Set down the records once more, please, exactly and with the pictures left out.

=====

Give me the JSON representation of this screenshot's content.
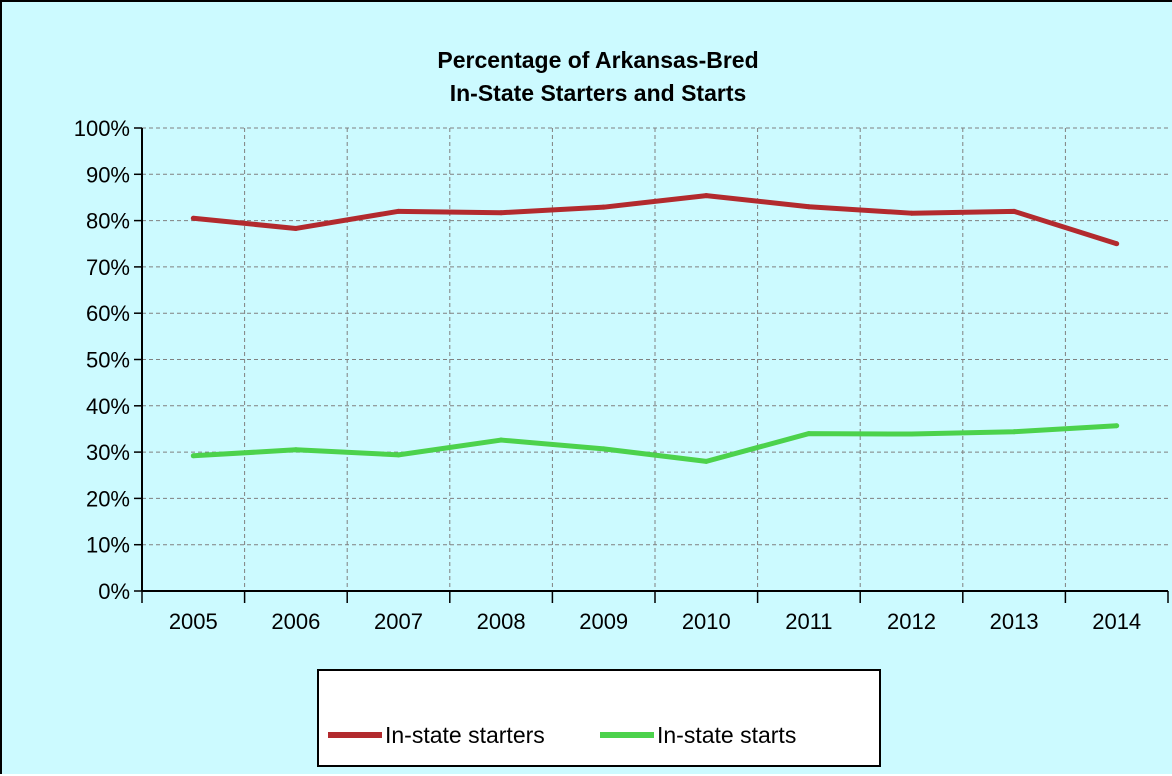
{
  "chart_data": {
    "type": "line",
    "title": "Percentage of Arkansas-Bred",
    "subtitle": "In-State Starters and Starts",
    "xlabel": "",
    "ylabel": "",
    "categories": [
      "2005",
      "2006",
      "2007",
      "2008",
      "2009",
      "2010",
      "2011",
      "2012",
      "2013",
      "2014"
    ],
    "yticks": [
      "0%",
      "10%",
      "20%",
      "30%",
      "40%",
      "50%",
      "60%",
      "70%",
      "80%",
      "90%",
      "100%"
    ],
    "ylim": [
      0,
      100
    ],
    "grid": true,
    "legend_position": "bottom",
    "series": [
      {
        "name": "In-state starters",
        "color": "#b22a2e",
        "values": [
          80.5,
          78.3,
          82.0,
          81.7,
          82.9,
          85.4,
          83.0,
          81.6,
          82.0,
          75.0
        ]
      },
      {
        "name": "In-state starts",
        "color": "#4cd24c",
        "values": [
          29.2,
          30.5,
          29.4,
          32.6,
          30.7,
          28.0,
          34.0,
          33.9,
          34.4,
          35.7
        ]
      }
    ]
  },
  "colors": {
    "background": "#ccfaff",
    "plot_area": "#ccfaff",
    "legend_box": "#ffffff",
    "grid": "#808080"
  }
}
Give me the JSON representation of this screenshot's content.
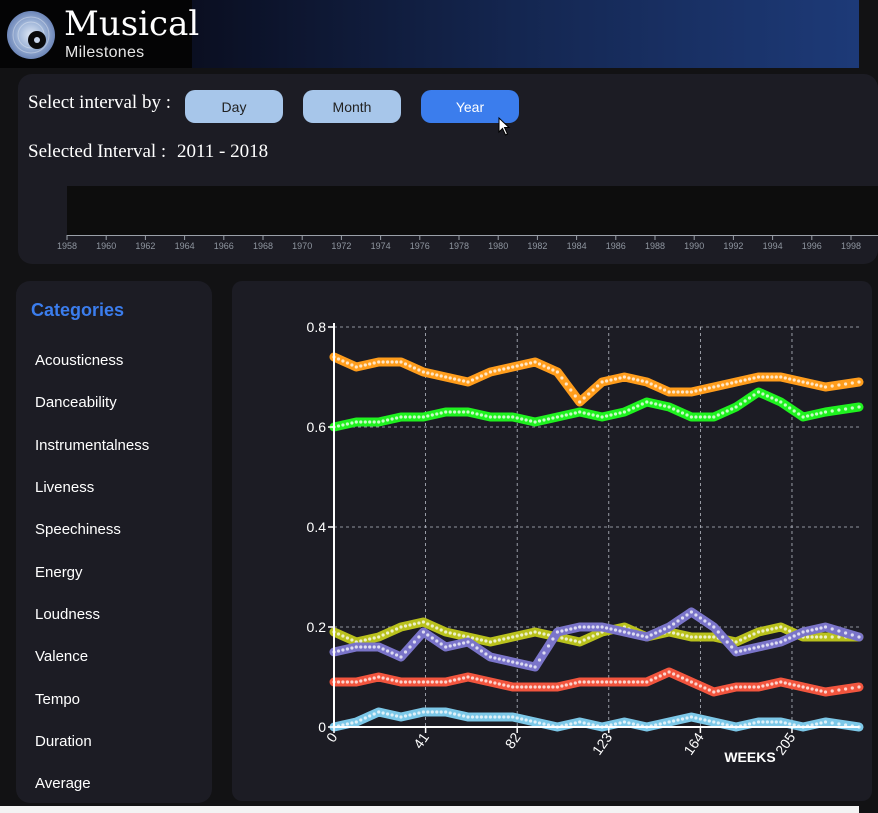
{
  "header": {
    "title": "Musical",
    "subtitle": "Milestones"
  },
  "interval": {
    "label": "Select interval by :",
    "buttons": [
      "Day",
      "Month",
      "Year"
    ],
    "active": "Year",
    "selected_label": "Selected Interval :",
    "selected_value": "2011 - 2018",
    "timeline_ticks": [
      "1958",
      "1960",
      "1962",
      "1964",
      "1966",
      "1968",
      "1970",
      "1972",
      "1974",
      "1976",
      "1978",
      "1980",
      "1982",
      "1984",
      "1986",
      "1988",
      "1990",
      "1992",
      "1994",
      "1996",
      "1998"
    ]
  },
  "categories": {
    "title": "Categories",
    "items": [
      "Acousticness",
      "Danceability",
      "Instrumentalness",
      "Liveness",
      "Speechiness",
      "Energy",
      "Loudness",
      "Valence",
      "Tempo",
      "Duration",
      "Average"
    ]
  },
  "colors": {
    "accent": "#3b7ded",
    "button_inactive": "#a7c6ea",
    "panel": "#1c1c24"
  },
  "chart_data": {
    "type": "scatter",
    "xlabel": "WEEKS",
    "ylabel": "",
    "xlim": [
      0,
      235
    ],
    "ylim": [
      0,
      0.8
    ],
    "x_ticks": [
      0,
      41,
      82,
      123,
      164,
      205
    ],
    "y_ticks": [
      0,
      0.2,
      0.4,
      0.6,
      0.8
    ],
    "grid": true,
    "series": [
      {
        "color": "#ff9d1c",
        "x": [
          0,
          10,
          20,
          30,
          40,
          50,
          60,
          70,
          80,
          90,
          100,
          110,
          120,
          130,
          140,
          150,
          160,
          170,
          180,
          190,
          200,
          210,
          220,
          235
        ],
        "values": [
          0.74,
          0.72,
          0.73,
          0.73,
          0.71,
          0.7,
          0.69,
          0.71,
          0.72,
          0.73,
          0.71,
          0.65,
          0.69,
          0.7,
          0.69,
          0.67,
          0.67,
          0.68,
          0.69,
          0.7,
          0.7,
          0.69,
          0.68,
          0.69
        ]
      },
      {
        "color": "#1ff21f",
        "x": [
          0,
          10,
          20,
          30,
          40,
          50,
          60,
          70,
          80,
          90,
          100,
          110,
          120,
          130,
          140,
          150,
          160,
          170,
          180,
          190,
          200,
          210,
          220,
          235
        ],
        "values": [
          0.6,
          0.61,
          0.61,
          0.62,
          0.62,
          0.63,
          0.63,
          0.62,
          0.62,
          0.61,
          0.62,
          0.63,
          0.62,
          0.63,
          0.65,
          0.64,
          0.62,
          0.62,
          0.64,
          0.67,
          0.65,
          0.62,
          0.63,
          0.64
        ]
      },
      {
        "color": "#b9c11c",
        "x": [
          0,
          10,
          20,
          30,
          40,
          50,
          60,
          70,
          80,
          90,
          100,
          110,
          120,
          130,
          140,
          150,
          160,
          170,
          180,
          190,
          200,
          210,
          220,
          235
        ],
        "values": [
          0.19,
          0.17,
          0.18,
          0.2,
          0.21,
          0.19,
          0.18,
          0.17,
          0.18,
          0.19,
          0.18,
          0.17,
          0.19,
          0.2,
          0.18,
          0.19,
          0.18,
          0.18,
          0.17,
          0.19,
          0.2,
          0.18,
          0.18,
          0.18
        ]
      },
      {
        "color": "#7a74c9",
        "x": [
          0,
          10,
          20,
          30,
          40,
          50,
          60,
          70,
          80,
          90,
          100,
          110,
          120,
          130,
          140,
          150,
          160,
          170,
          180,
          190,
          200,
          210,
          220,
          235
        ],
        "values": [
          0.15,
          0.16,
          0.16,
          0.14,
          0.19,
          0.16,
          0.17,
          0.14,
          0.13,
          0.12,
          0.19,
          0.2,
          0.2,
          0.19,
          0.18,
          0.2,
          0.23,
          0.2,
          0.15,
          0.16,
          0.17,
          0.19,
          0.2,
          0.18
        ]
      },
      {
        "color": "#f2553e",
        "x": [
          0,
          10,
          20,
          30,
          40,
          50,
          60,
          70,
          80,
          90,
          100,
          110,
          120,
          130,
          140,
          150,
          160,
          170,
          180,
          190,
          200,
          210,
          220,
          235
        ],
        "values": [
          0.09,
          0.09,
          0.1,
          0.09,
          0.09,
          0.09,
          0.1,
          0.09,
          0.08,
          0.08,
          0.08,
          0.09,
          0.09,
          0.09,
          0.09,
          0.11,
          0.09,
          0.07,
          0.08,
          0.08,
          0.09,
          0.08,
          0.07,
          0.08
        ]
      },
      {
        "color": "#7cc8e8",
        "x": [
          0,
          10,
          20,
          30,
          40,
          50,
          60,
          70,
          80,
          90,
          100,
          110,
          120,
          130,
          140,
          150,
          160,
          170,
          180,
          190,
          200,
          210,
          220,
          235
        ],
        "values": [
          0.0,
          0.01,
          0.03,
          0.02,
          0.03,
          0.03,
          0.02,
          0.02,
          0.02,
          0.01,
          0.0,
          0.01,
          0.0,
          0.01,
          0.0,
          0.01,
          0.02,
          0.01,
          0.0,
          0.01,
          0.01,
          0.0,
          0.01,
          0.0
        ]
      }
    ]
  }
}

=====

ANSWER TO THIS PROBLEM:
Give me the JSON representation of this screenshot's content.
{
  "chart_data": {
    "type": "line",
    "title": "Percentage of Arkansas-Bred",
    "subtitle": "In-State Starters and Starts",
    "xlabel": "",
    "ylabel": "",
    "categories": [
      "2005",
      "2006",
      "2007",
      "2008",
      "2009",
      "2010",
      "2011",
      "2012",
      "2013",
      "2014"
    ],
    "yticks": [
      "0%",
      "10%",
      "20%",
      "30%",
      "40%",
      "50%",
      "60%",
      "70%",
      "80%",
      "90%",
      "100%"
    ],
    "ylim": [
      0,
      100
    ],
    "grid": true,
    "legend_position": "bottom",
    "series": [
      {
        "name": "In-state starters",
        "color": "#b22a2e",
        "values": [
          80.5,
          78.3,
          82.0,
          81.7,
          82.9,
          85.4,
          83.0,
          81.6,
          82.0,
          75.0
        ]
      },
      {
        "name": "In-state starts",
        "color": "#4cd24c",
        "values": [
          29.2,
          30.5,
          29.4,
          32.6,
          30.7,
          28.0,
          34.0,
          33.9,
          34.4,
          35.7
        ]
      }
    ]
  },
  "colors": {
    "background": "#ccfaff",
    "plot_area": "#ccfaff",
    "legend_box": "#ffffff",
    "grid": "#808080"
  }
}
Give me the JSON representation of this screenshot's content.
{
  "header": {
    "title": "Musical",
    "subtitle": "Milestones"
  },
  "interval": {
    "label": "Select interval by :",
    "buttons": [
      "Day",
      "Month",
      "Year"
    ],
    "active": "Year",
    "selected_label": "Selected Interval :",
    "selected_value": "2011 - 2018",
    "timeline_ticks": [
      "1958",
      "1960",
      "1962",
      "1964",
      "1966",
      "1968",
      "1970",
      "1972",
      "1974",
      "1976",
      "1978",
      "1980",
      "1982",
      "1984",
      "1986",
      "1988",
      "1990",
      "1992",
      "1994",
      "1996",
      "1998"
    ]
  },
  "categories": {
    "title": "Categories",
    "items": [
      "Acousticness",
      "Danceability",
      "Instrumentalness",
      "Liveness",
      "Speechiness",
      "Energy",
      "Loudness",
      "Valence",
      "Tempo",
      "Duration",
      "Average"
    ]
  },
  "colors": {
    "accent": "#3b7ded",
    "button_inactive": "#a7c6ea",
    "panel": "#1c1c24"
  },
  "chart_data": {
    "type": "scatter",
    "xlabel": "WEEKS",
    "ylabel": "",
    "xlim": [
      0,
      235
    ],
    "ylim": [
      0,
      0.8
    ],
    "x_ticks": [
      0,
      41,
      82,
      123,
      164,
      205
    ],
    "y_ticks": [
      0,
      0.2,
      0.4,
      0.6,
      0.8
    ],
    "grid": true,
    "series": [
      {
        "color": "#ff9d1c",
        "x": [
          0,
          10,
          20,
          30,
          40,
          50,
          60,
          70,
          80,
          90,
          100,
          110,
          120,
          130,
          140,
          150,
          160,
          170,
          180,
          190,
          200,
          210,
          220,
          235
        ],
        "values": [
          0.74,
          0.72,
          0.73,
          0.73,
          0.71,
          0.7,
          0.69,
          0.71,
          0.72,
          0.73,
          0.71,
          0.65,
          0.69,
          0.7,
          0.69,
          0.67,
          0.67,
          0.68,
          0.69,
          0.7,
          0.7,
          0.69,
          0.68,
          0.69
        ]
      },
      {
        "color": "#1ff21f",
        "x": [
          0,
          10,
          20,
          30,
          40,
          50,
          60,
          70,
          80,
          90,
          100,
          110,
          120,
          130,
          140,
          150,
          160,
          170,
          180,
          190,
          200,
          210,
          220,
          235
        ],
        "values": [
          0.6,
          0.61,
          0.61,
          0.62,
          0.62,
          0.63,
          0.63,
          0.62,
          0.62,
          0.61,
          0.62,
          0.63,
          0.62,
          0.63,
          0.65,
          0.64,
          0.62,
          0.62,
          0.64,
          0.67,
          0.65,
          0.62,
          0.63,
          0.64
        ]
      },
      {
        "color": "#b9c11c",
        "x": [
          0,
          10,
          20,
          30,
          40,
          50,
          60,
          70,
          80,
          90,
          100,
          110,
          120,
          130,
          140,
          150,
          160,
          170,
          180,
          190,
          200,
          210,
          220,
          235
        ],
        "values": [
          0.19,
          0.17,
          0.18,
          0.2,
          0.21,
          0.19,
          0.18,
          0.17,
          0.18,
          0.19,
          0.18,
          0.17,
          0.19,
          0.2,
          0.18,
          0.19,
          0.18,
          0.18,
          0.17,
          0.19,
          0.2,
          0.18,
          0.18,
          0.18
        ]
      },
      {
        "color": "#7a74c9",
        "x": [
          0,
          10,
          20,
          30,
          40,
          50,
          60,
          70,
          80,
          90,
          100,
          110,
          120,
          130,
          140,
          150,
          160,
          170,
          180,
          190,
          200,
          210,
          220,
          235
        ],
        "values": [
          0.15,
          0.16,
          0.16,
          0.14,
          0.19,
          0.16,
          0.17,
          0.14,
          0.13,
          0.12,
          0.19,
          0.2,
          0.2,
          0.19,
          0.18,
          0.2,
          0.23,
          0.2,
          0.15,
          0.16,
          0.17,
          0.19,
          0.2,
          0.18
        ]
      },
      {
        "color": "#f2553e",
        "x": [
          0,
          10,
          20,
          30,
          40,
          50,
          60,
          70,
          80,
          90,
          100,
          110,
          120,
          130,
          140,
          150,
          160,
          170,
          180,
          190,
          200,
          210,
          220,
          235
        ],
        "values": [
          0.09,
          0.09,
          0.1,
          0.09,
          0.09,
          0.09,
          0.1,
          0.09,
          0.08,
          0.08,
          0.08,
          0.09,
          0.09,
          0.09,
          0.09,
          0.11,
          0.09,
          0.07,
          0.08,
          0.08,
          0.09,
          0.08,
          0.07,
          0.08
        ]
      },
      {
        "color": "#7cc8e8",
        "x": [
          0,
          10,
          20,
          30,
          40,
          50,
          60,
          70,
          80,
          90,
          100,
          110,
          120,
          130,
          140,
          150,
          160,
          170,
          180,
          190,
          200,
          210,
          220,
          235
        ],
        "values": [
          0.0,
          0.01,
          0.03,
          0.02,
          0.03,
          0.03,
          0.02,
          0.02,
          0.02,
          0.01,
          0.0,
          0.01,
          0.0,
          0.01,
          0.0,
          0.01,
          0.02,
          0.01,
          0.0,
          0.01,
          0.01,
          0.0,
          0.01,
          0.0
        ]
      }
    ]
  }
}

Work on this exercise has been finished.